| WORK REQUIRED |
Pull out every line in the data that has the string "status" in it.

| Data items |
----------------------------------------

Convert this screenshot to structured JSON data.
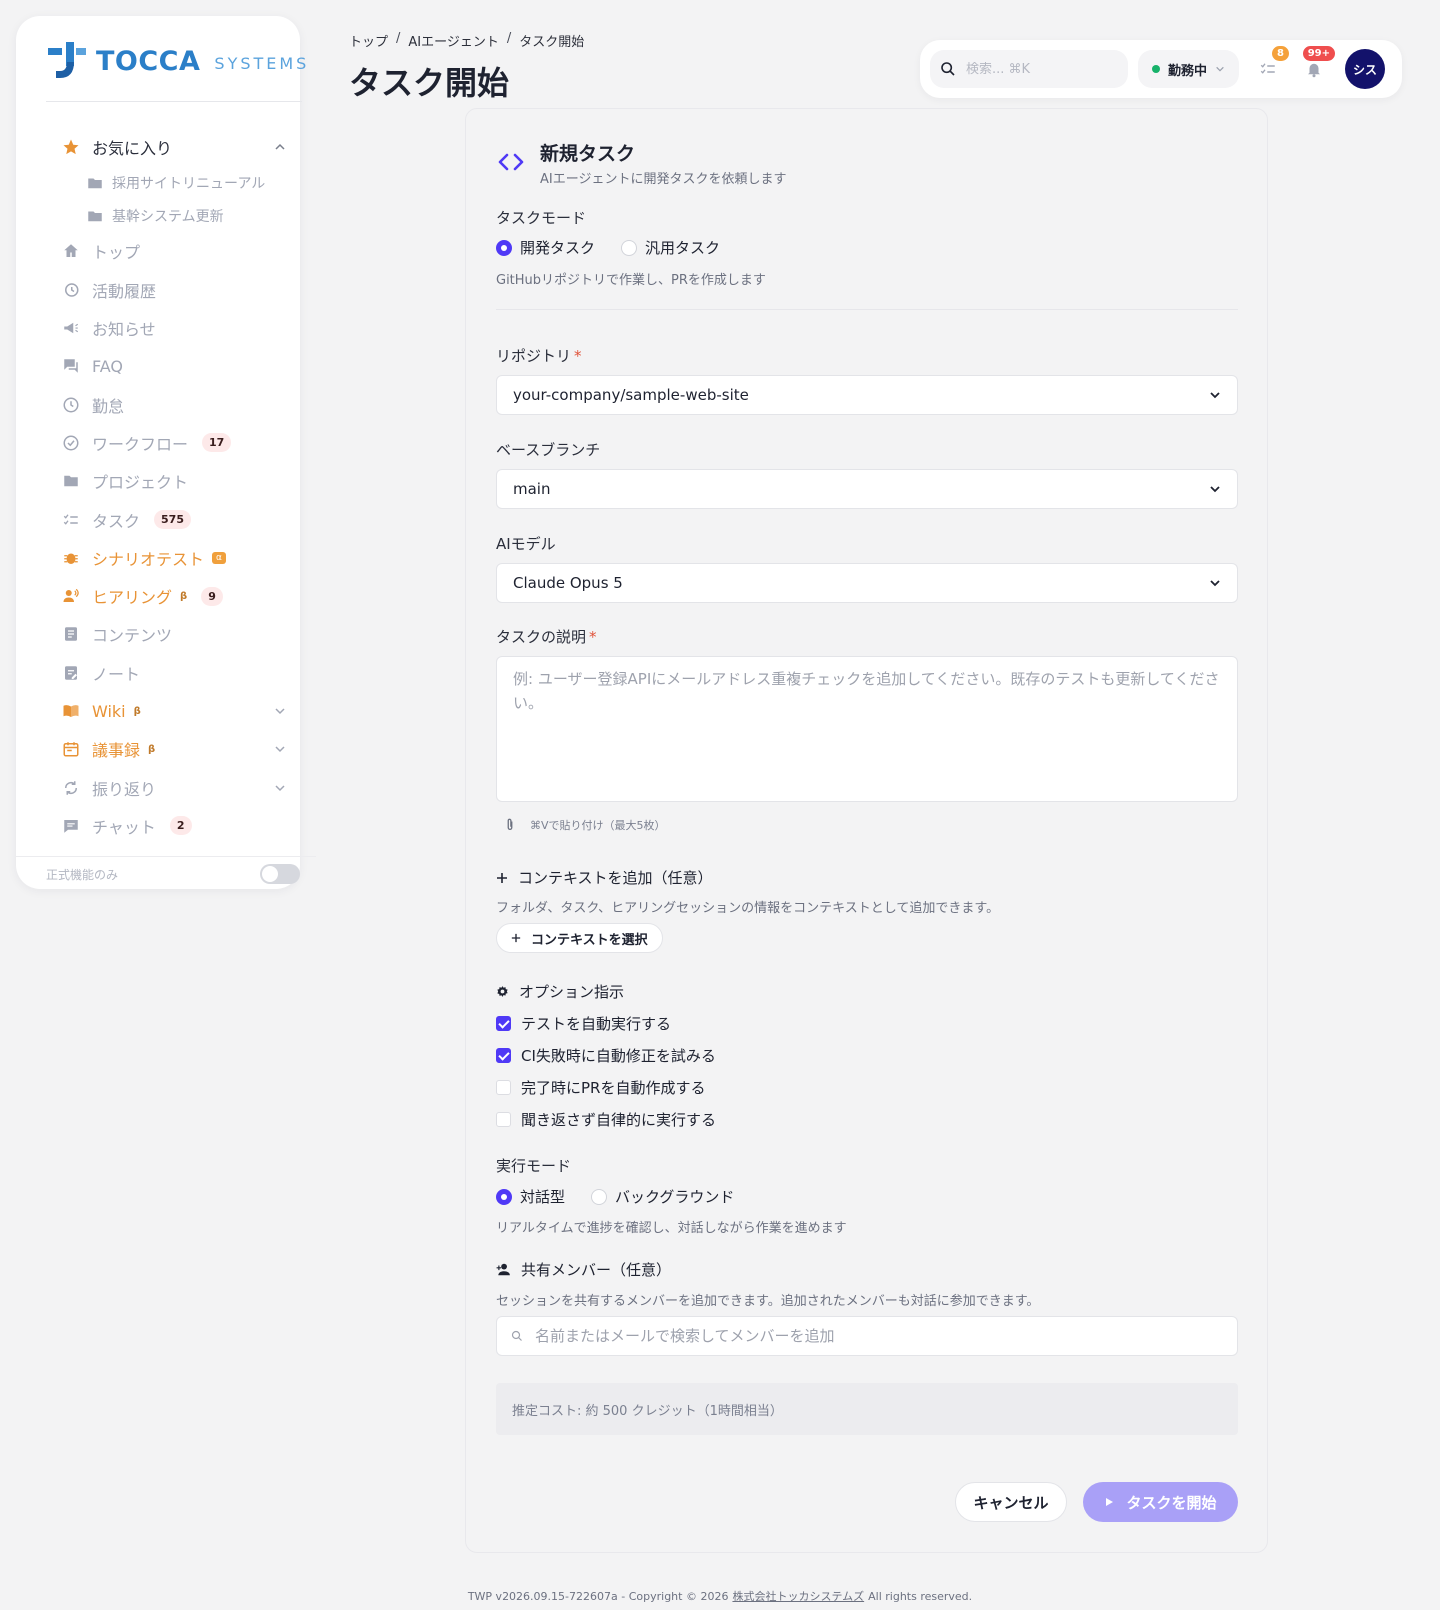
{
  "brand": {
    "name": "TOCCA",
    "sub": "SYSTEMS"
  },
  "sidebar": {
    "favorites_label": "お気に入り",
    "favorites": [
      "採用サイトリニューアル",
      "基幹システム更新"
    ],
    "items": [
      {
        "label": "トップ",
        "icon": "home-icon"
      },
      {
        "label": "活動履歴",
        "icon": "history-icon"
      },
      {
        "label": "お知らせ",
        "icon": "megaphone-icon"
      },
      {
        "label": "FAQ",
        "icon": "faq-icon"
      },
      {
        "label": "勤怠",
        "icon": "clock-icon"
      },
      {
        "label": "ワークフロー",
        "icon": "check-circle-icon",
        "badge": "17"
      },
      {
        "label": "プロジェクト",
        "icon": "folder-icon"
      },
      {
        "label": "タスク",
        "icon": "checklist-icon",
        "badge": "575"
      },
      {
        "label": "シナリオテスト",
        "icon": "bug-icon",
        "tag": "α"
      },
      {
        "label": "ヒアリング",
        "icon": "voice-icon",
        "beta": "β",
        "badge": "9"
      },
      {
        "label": "コンテンツ",
        "icon": "document-icon"
      },
      {
        "label": "ノート",
        "icon": "note-icon"
      },
      {
        "label": "Wiki",
        "icon": "book-icon",
        "beta": "β"
      },
      {
        "label": "議事録",
        "icon": "calendar-icon",
        "beta": "β"
      },
      {
        "label": "振り返り",
        "icon": "refresh-icon"
      },
      {
        "label": "チャット",
        "icon": "chat-icon",
        "badge": "2"
      }
    ],
    "footer_label": "正式機能のみ"
  },
  "breadcrumb": [
    "トップ",
    "AIエージェント",
    "タスク開始"
  ],
  "breadcrumb_sep": "/",
  "page_title": "タスク開始",
  "topbar": {
    "search_placeholder": "検索... ⌘K",
    "status": "勤務中",
    "task_badge": "8",
    "notif_badge": "99+",
    "avatar": "シス"
  },
  "form": {
    "title": "新規タスク",
    "subtitle": "AIエージェントに開発タスクを依頼します",
    "mode_label": "タスクモード",
    "mode_options": [
      "開発タスク",
      "汎用タスク"
    ],
    "mode_hint": "GitHubリポジトリで作業し、PRを作成します",
    "repo_label": "リポジトリ",
    "repo_value": "your-company/sample-web-site",
    "branch_label": "ベースブランチ",
    "branch_value": "main",
    "model_label": "AIモデル",
    "model_value": "Claude Opus 5",
    "desc_label": "タスクの説明",
    "desc_placeholder": "例: ユーザー登録APIにメールアドレス重複チェックを追加してください。既存のテストも更新してください。",
    "paste_hint": "⌘Vで貼り付け（最大5枚）",
    "context_title": "コンテキストを追加（任意）",
    "context_hint": "フォルダ、タスク、ヒアリングセッションの情報をコンテキストとして追加できます。",
    "context_button": "コンテキストを選択",
    "options_title": "オプション指示",
    "options": [
      {
        "label": "テストを自動実行する",
        "checked": true
      },
      {
        "label": "CI失敗時に自動修正を試みる",
        "checked": true
      },
      {
        "label": "完了時にPRを自動作成する",
        "checked": false
      },
      {
        "label": "聞き返さず自律的に実行する",
        "checked": false
      }
    ],
    "exec_label": "実行モード",
    "exec_options": [
      "対話型",
      "バックグラウンド"
    ],
    "exec_hint": "リアルタイムで進捗を確認し、対話しながら作業を進めます",
    "members_title": "共有メンバー（任意）",
    "members_hint": "セッションを共有するメンバーを追加できます。追加されたメンバーも対話に参加できます。",
    "members_placeholder": "名前またはメールで検索してメンバーを追加",
    "cost": "推定コスト: 約 500 クレジット（1時間相当）",
    "cancel": "キャンセル",
    "start": "タスクを開始"
  },
  "footer": {
    "prefix": "TWP v2026.09.15-722607a - Copyright © 2026",
    "company": "株式会社トッカシステムズ",
    "suffix": "All rights reserved."
  },
  "colors": {
    "accent": "#4f39f6",
    "brand": "#2b7fc8",
    "orange": "#e89336"
  }
}
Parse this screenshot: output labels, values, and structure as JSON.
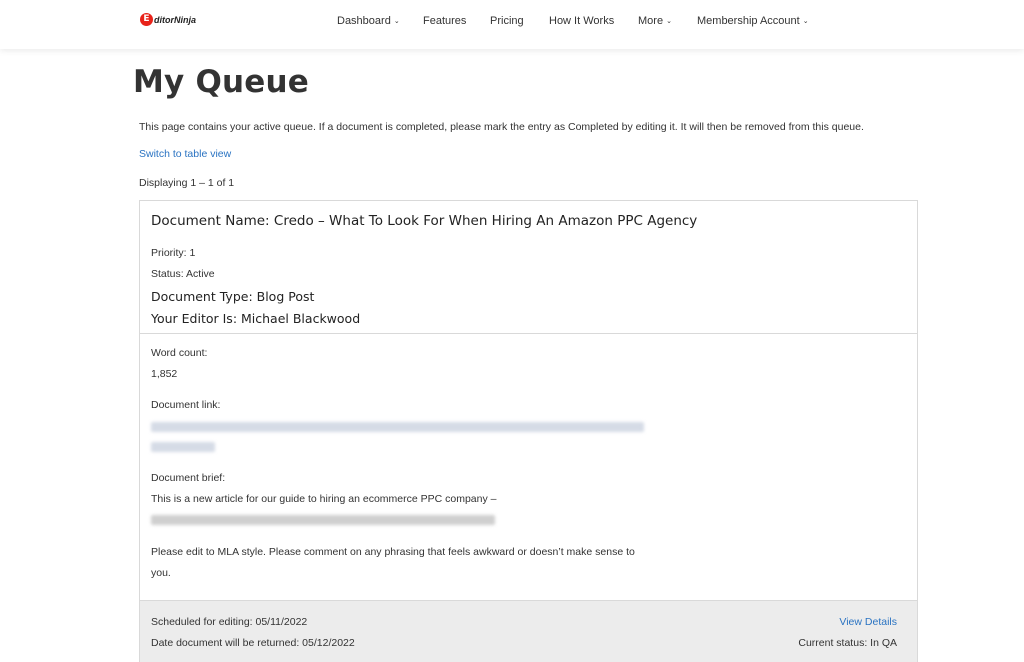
{
  "header": {
    "logo_mark": "E",
    "logo_text": "ditorNinja",
    "nav": [
      {
        "label": "Dashboard",
        "has_dropdown": true
      },
      {
        "label": "Features",
        "has_dropdown": false
      },
      {
        "label": "Pricing",
        "has_dropdown": false
      },
      {
        "label": "How It Works",
        "has_dropdown": false
      },
      {
        "label": "More",
        "has_dropdown": true
      },
      {
        "label": "Membership Account",
        "has_dropdown": true
      }
    ],
    "chevron": "⌄"
  },
  "page": {
    "title": "My Queue",
    "intro": "This page contains your active queue. If a document is completed, please mark the entry as Completed by editing it. It will then be removed from this queue.",
    "switch_link": "Switch to table view",
    "displaying": "Displaying 1 – 1 of 1"
  },
  "entry": {
    "document_name": "Document Name:  Credo – What To Look For When Hiring An Amazon PPC Agency",
    "priority": "Priority: 1",
    "status": "Status: Active",
    "document_type": "Document Type:  Blog Post",
    "editor": "Your Editor Is:  Michael Blackwood",
    "word_count_label": "Word count:",
    "word_count": "1,852",
    "document_link_label": "Document link:",
    "document_brief_label": "Document brief:",
    "brief_line1": "This is a new article for our guide to hiring an ecommerce PPC company –",
    "brief_line2": "Please edit to MLA style. Please comment on any phrasing that feels awkward or doesn’t make sense to",
    "brief_line3": "you.",
    "scheduled": "Scheduled for editing:  05/11/2022",
    "returned": "Date document will be returned:  05/12/2022",
    "view_details": "View Details",
    "current_status": "Current status:  In QA"
  },
  "colors": {
    "link": "#2a73c2",
    "logo": "#e8231a",
    "footer_bg": "#ececec"
  }
}
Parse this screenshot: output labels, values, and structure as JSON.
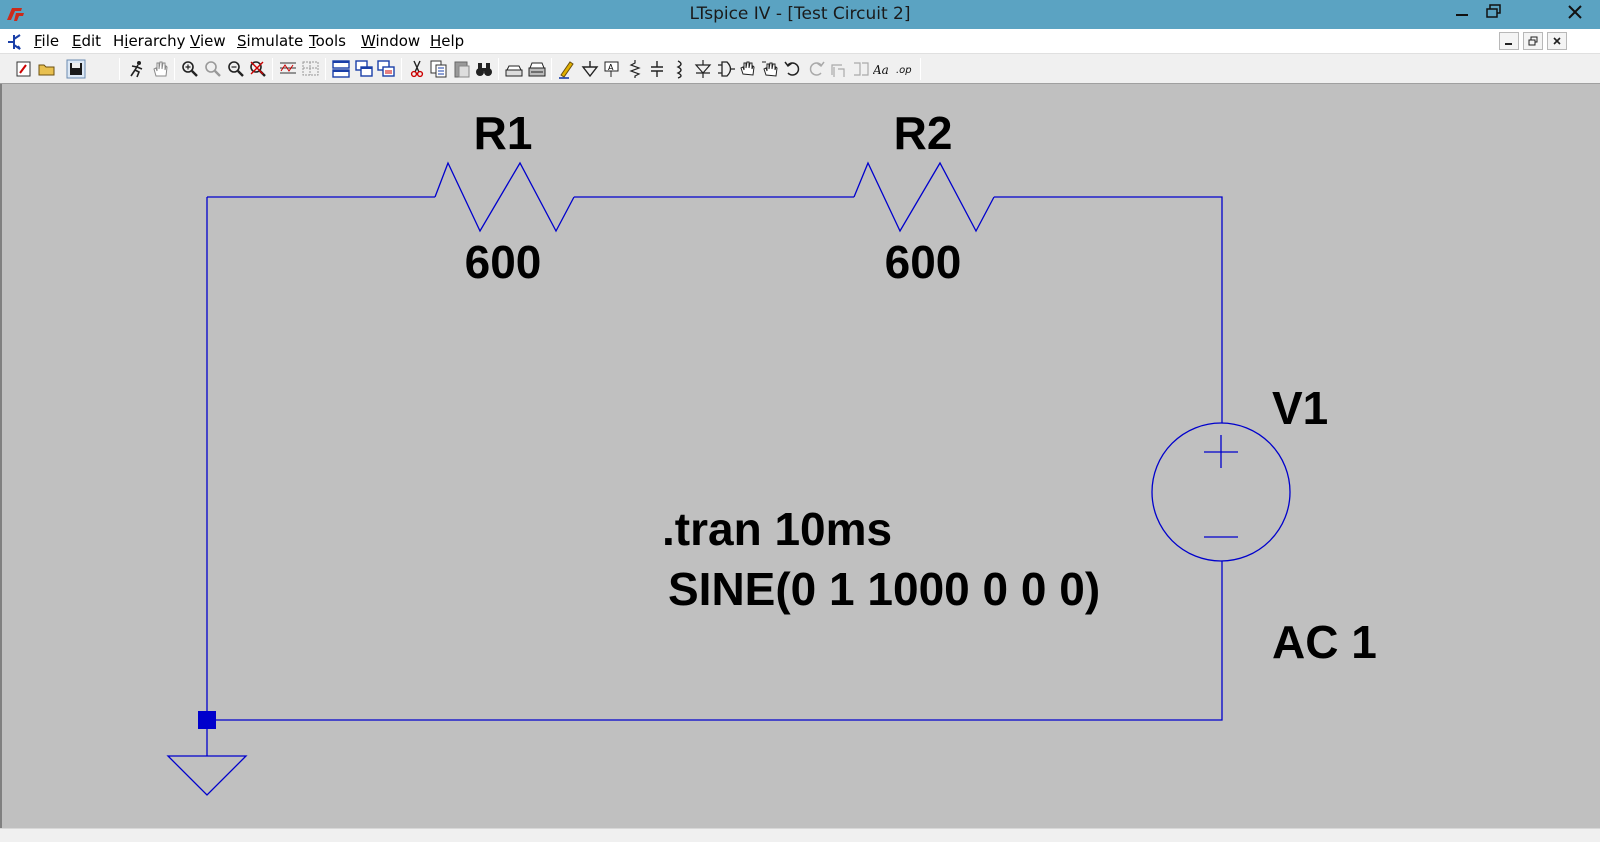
{
  "window": {
    "title": "LTspice IV - [Test Circuit 2]"
  },
  "menu": {
    "items": [
      {
        "label": "File",
        "hotkey_index": 0
      },
      {
        "label": "Edit",
        "hotkey_index": 0
      },
      {
        "label": "Hierarchy",
        "hotkey_index": 1
      },
      {
        "label": "View",
        "hotkey_index": 0
      },
      {
        "label": "Simulate",
        "hotkey_index": 0
      },
      {
        "label": "Tools",
        "hotkey_index": 0
      },
      {
        "label": "Window",
        "hotkey_index": 0
      },
      {
        "label": "Help",
        "hotkey_index": 0
      }
    ]
  },
  "toolbar": {
    "icons": [
      "new-schematic-icon",
      "open-icon",
      "save-icon",
      "run-icon",
      "pan-icon",
      "zoom-in-icon",
      "zoom-area-icon",
      "zoom-out-icon",
      "zoom-fit-icon",
      "autorange-icon",
      "grid-icon",
      "tile-horizontal-icon",
      "cascade-icon",
      "tile-vertical-icon",
      "cut-icon",
      "copy-icon",
      "paste-icon",
      "find-icon",
      "print-preview-icon",
      "print-icon",
      "draw-wire-icon",
      "ground-icon",
      "label-net-icon",
      "resistor-icon",
      "capacitor-icon",
      "inductor-icon",
      "diode-icon",
      "component-icon",
      "move-icon",
      "drag-icon",
      "undo-icon",
      "redo-icon",
      "rotate-icon",
      "mirror-icon",
      "text-icon",
      "spice-directive-icon"
    ],
    "text_icon_label": "Aa",
    "spice_icon_label": ".op"
  },
  "schematic": {
    "colors": {
      "wire": "#0000cc",
      "background": "#c0c0c0",
      "text": "#000000"
    },
    "components": {
      "r1": {
        "name": "R1",
        "value": "600"
      },
      "r2": {
        "name": "R2",
        "value": "600"
      },
      "v1": {
        "name": "V1",
        "value": "SINE(0 1 1000 0 0 0)",
        "ac": "AC 1"
      }
    },
    "directive": ".tran 10ms"
  }
}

----------------------------------------

| ANSWER TO THIS EXERCISE |
    "status": "勤務中",
    "status": "Status: Active",
    "current_status": "Current status:  In QA"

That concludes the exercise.